* OBJECTIVE
Transcribe all of the material exactly.

[Figure dataset records]

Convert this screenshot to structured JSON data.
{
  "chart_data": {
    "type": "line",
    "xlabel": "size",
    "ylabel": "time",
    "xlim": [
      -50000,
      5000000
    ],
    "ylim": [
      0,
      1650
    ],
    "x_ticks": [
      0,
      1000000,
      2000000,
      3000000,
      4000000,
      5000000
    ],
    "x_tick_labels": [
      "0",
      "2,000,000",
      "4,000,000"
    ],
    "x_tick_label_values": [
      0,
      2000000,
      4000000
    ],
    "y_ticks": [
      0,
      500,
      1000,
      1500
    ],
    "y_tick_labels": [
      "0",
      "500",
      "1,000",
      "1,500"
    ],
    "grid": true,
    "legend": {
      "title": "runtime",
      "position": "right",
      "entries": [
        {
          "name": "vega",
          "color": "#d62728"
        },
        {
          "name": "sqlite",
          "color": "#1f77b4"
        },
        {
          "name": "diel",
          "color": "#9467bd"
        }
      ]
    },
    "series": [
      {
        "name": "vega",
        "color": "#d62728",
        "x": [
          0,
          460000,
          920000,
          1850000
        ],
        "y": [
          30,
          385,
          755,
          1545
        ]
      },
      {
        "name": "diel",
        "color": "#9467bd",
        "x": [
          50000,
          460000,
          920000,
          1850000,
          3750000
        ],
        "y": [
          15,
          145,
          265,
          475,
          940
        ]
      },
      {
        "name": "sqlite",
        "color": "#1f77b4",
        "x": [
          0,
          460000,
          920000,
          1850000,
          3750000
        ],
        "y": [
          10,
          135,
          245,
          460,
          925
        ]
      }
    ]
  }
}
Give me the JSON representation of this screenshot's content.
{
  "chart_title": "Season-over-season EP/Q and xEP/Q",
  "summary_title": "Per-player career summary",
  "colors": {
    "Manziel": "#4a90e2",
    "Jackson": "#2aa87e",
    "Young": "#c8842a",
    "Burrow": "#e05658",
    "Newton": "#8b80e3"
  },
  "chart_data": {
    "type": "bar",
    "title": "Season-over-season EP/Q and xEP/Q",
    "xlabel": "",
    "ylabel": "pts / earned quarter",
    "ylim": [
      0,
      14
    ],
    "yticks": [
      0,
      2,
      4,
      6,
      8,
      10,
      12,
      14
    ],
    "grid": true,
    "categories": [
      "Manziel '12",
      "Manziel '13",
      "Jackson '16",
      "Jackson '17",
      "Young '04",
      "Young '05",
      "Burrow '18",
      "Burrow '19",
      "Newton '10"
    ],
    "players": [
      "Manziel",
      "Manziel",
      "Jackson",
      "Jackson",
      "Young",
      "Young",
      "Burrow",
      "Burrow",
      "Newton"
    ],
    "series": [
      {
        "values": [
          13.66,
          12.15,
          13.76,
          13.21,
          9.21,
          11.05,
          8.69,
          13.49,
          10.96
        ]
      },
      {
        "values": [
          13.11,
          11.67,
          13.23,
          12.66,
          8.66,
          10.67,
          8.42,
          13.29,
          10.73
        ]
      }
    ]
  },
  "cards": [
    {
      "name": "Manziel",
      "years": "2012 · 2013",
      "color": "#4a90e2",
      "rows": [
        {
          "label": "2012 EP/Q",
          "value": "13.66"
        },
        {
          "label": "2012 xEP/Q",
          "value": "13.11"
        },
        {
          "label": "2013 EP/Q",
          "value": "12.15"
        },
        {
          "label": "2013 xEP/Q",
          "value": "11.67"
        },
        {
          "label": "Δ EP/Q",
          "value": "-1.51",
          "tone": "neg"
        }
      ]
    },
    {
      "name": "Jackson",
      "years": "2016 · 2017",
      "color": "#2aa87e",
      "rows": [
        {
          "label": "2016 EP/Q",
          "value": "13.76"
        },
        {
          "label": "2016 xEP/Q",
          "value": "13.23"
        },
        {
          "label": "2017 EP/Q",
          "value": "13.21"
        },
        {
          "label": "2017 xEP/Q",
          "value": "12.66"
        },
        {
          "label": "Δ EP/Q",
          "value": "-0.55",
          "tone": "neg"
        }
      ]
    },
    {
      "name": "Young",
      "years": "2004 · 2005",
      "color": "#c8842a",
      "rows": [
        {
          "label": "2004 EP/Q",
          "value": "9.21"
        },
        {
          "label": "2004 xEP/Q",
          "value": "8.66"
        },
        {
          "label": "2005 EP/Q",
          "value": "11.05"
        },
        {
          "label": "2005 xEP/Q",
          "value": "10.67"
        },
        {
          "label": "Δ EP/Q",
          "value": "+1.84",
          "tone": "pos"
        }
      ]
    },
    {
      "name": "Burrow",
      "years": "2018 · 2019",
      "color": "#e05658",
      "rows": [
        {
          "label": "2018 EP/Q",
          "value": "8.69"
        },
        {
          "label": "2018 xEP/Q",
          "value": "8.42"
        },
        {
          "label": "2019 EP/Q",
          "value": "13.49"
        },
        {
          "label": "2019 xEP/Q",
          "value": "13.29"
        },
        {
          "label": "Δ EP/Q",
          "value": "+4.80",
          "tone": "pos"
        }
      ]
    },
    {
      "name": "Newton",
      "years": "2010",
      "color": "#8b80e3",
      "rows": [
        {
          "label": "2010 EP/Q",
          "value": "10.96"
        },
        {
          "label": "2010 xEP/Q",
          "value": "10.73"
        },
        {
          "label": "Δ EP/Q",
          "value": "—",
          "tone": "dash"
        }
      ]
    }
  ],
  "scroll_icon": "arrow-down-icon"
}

* SOLVED PROBLEM
Convert this screenshot to structured JSON data.
{
  "chart_data": {
    "type": "line",
    "xlabel": "size",
    "ylabel": "time",
    "xlim": [
      -50000,
      5000000
    ],
    "ylim": [
      0,
      1650
    ],
    "x_ticks": [
      0,
      1000000,
      2000000,
      3000000,
      4000000,
      5000000
    ],
    "x_tick_labels": [
      "0",
      "2,000,000",
      "4,000,000"
    ],
    "x_tick_label_values": [
      0,
      2000000,
      4000000
    ],
    "y_ticks": [
      0,
      500,
      1000,
      1500
    ],
    "y_tick_labels": [
      "0",
      "500",
      "1,000",
      "1,500"
    ],
    "grid": true,
    "legend": {
      "title": "runtime",
      "position": "right",
      "entries": [
        {
          "name": "vega",
          "color": "#d62728"
        },
        {
          "name": "sqlite",
          "color": "#1f77b4"
        },
        {
          "name": "diel",
          "color": "#9467bd"
        }
      ]
    },
    "series": [
      {
        "name": "vega",
        "color": "#d62728",
        "x": [
          0,
          460000,
          920000,
          1850000
        ],
        "y": [
          30,
          385,
          755,
          1545
        ]
      },
      {
        "name": "diel",
        "color": "#9467bd",
        "x": [
          50000,
          460000,
          920000,
          1850000,
          3750000
        ],
        "y": [
          15,
          145,
          265,
          475,
          940
        ]
      },
      {
        "name": "sqlite",
        "color": "#1f77b4",
        "x": [
          0,
          460000,
          920000,
          1850000,
          3750000
        ],
        "y": [
          10,
          135,
          245,
          460,
          925
        ]
      }
    ]
  }
}
Give me the JSON representation of this screenshot's content.
{
  "chart_title": "Season-over-season EP/Q and xEP/Q",
  "summary_title": "Per-player career summary",
  "colors": {
    "Manziel": "#4a90e2",
    "Jackson": "#2aa87e",
    "Young": "#c8842a",
    "Burrow": "#e05658",
    "Newton": "#8b80e3"
  },
  "chart_data": {
    "type": "bar",
    "title": "Season-over-season EP/Q and xEP/Q",
    "xlabel": "",
    "ylabel": "pts / earned quarter",
    "ylim": [
      0,
      14
    ],
    "yticks": [
      0,
      2,
      4,
      6,
      8,
      10,
      12,
      14
    ],
    "grid": true,
    "categories": [
      "Manziel '12",
      "Manziel '13",
      "Jackson '16",
      "Jackson '17",
      "Young '04",
      "Young '05",
      "Burrow '18",
      "Burrow '19",
      "Newton '10"
    ],
    "players": [
      "Manziel",
      "Manziel",
      "Jackson",
      "Jackson",
      "Young",
      "Young",
      "Burrow",
      "Burrow",
      "Newton"
    ],
    "series": [
      {
        "values": [
          13.66,
          12.15,
          13.76,
          13.21,
          9.21,
          11.05,
          8.69,
          13.49,
          10.96
        ]
      },
      {
        "values": [
          13.11,
          11.67,
          13.23,
          12.66,
          8.66,
          10.67,
          8.42,
          13.29,
          10.73
        ]
      }
    ]
  },
  "cards": [
    {
      "name": "Manziel",
      "years": "2012 · 2013",
      "color": "#4a90e2",
      "rows": [
        {
          "label": "2012 EP/Q",
          "value": "13.66"
        },
        {
          "label": "2012 xEP/Q",
          "value": "13.11"
        },
        {
          "label": "2013 EP/Q",
          "value": "12.15"
        },
        {
          "label": "2013 xEP/Q",
          "value": "11.67"
        },
        {
          "label": "Δ EP/Q",
          "value": "-1.51",
          "tone": "neg"
        }
      ]
    },
    {
      "name": "Jackson",
      "years": "2016 · 2017",
      "color": "#2aa87e",
      "rows": [
        {
          "label": "2016 EP/Q",
          "value": "13.76"
        },
        {
          "label": "2016 xEP/Q",
          "value": "13.23"
        },
        {
          "label": "2017 EP/Q",
          "value": "13.21"
        },
        {
          "label": "2017 xEP/Q",
          "value": "12.66"
        },
        {
          "label": "Δ EP/Q",
          "value": "-0.55",
          "tone": "neg"
        }
      ]
    },
    {
      "name": "Young",
      "years": "2004 · 2005",
      "color": "#c8842a",
      "rows": [
        {
          "label": "2004 EP/Q",
          "value": "9.21"
        },
        {
          "label": "2004 xEP/Q",
          "value": "8.66"
        },
        {
          "label": "2005 EP/Q",
          "value": "11.05"
        },
        {
          "label": "2005 xEP/Q",
          "value": "10.67"
        },
        {
          "label": "Δ EP/Q",
          "value": "+1.84",
          "tone": "pos"
        }
      ]
    },
    {
      "name": "Burrow",
      "years": "2018 · 2019",
      "color": "#e05658",
      "rows": [
        {
          "label": "2018 EP/Q",
          "value": "8.69"
        },
        {
          "label": "2018 xEP/Q",
          "value": "8.42"
        },
        {
          "label": "2019 EP/Q",
          "value": "13.49"
        },
        {
          "label": "2019 xEP/Q",
          "value": "13.29"
        },
        {
          "label": "Δ EP/Q",
          "value": "+4.80",
          "tone": "pos"
        }
      ]
    },
    {
      "name": "Newton",
      "years": "2010",
      "color": "#8b80e3",
      "rows": [
        {
          "label": "2010 EP/Q",
          "value": "10.96"
        },
        {
          "label": "2010 xEP/Q",
          "value": "10.73"
        },
        {
          "label": "Δ EP/Q",
          "value": "—",
          "tone": "dash"
        }
      ]
    }
  ],
  "scroll_icon": "arrow-down-icon"
}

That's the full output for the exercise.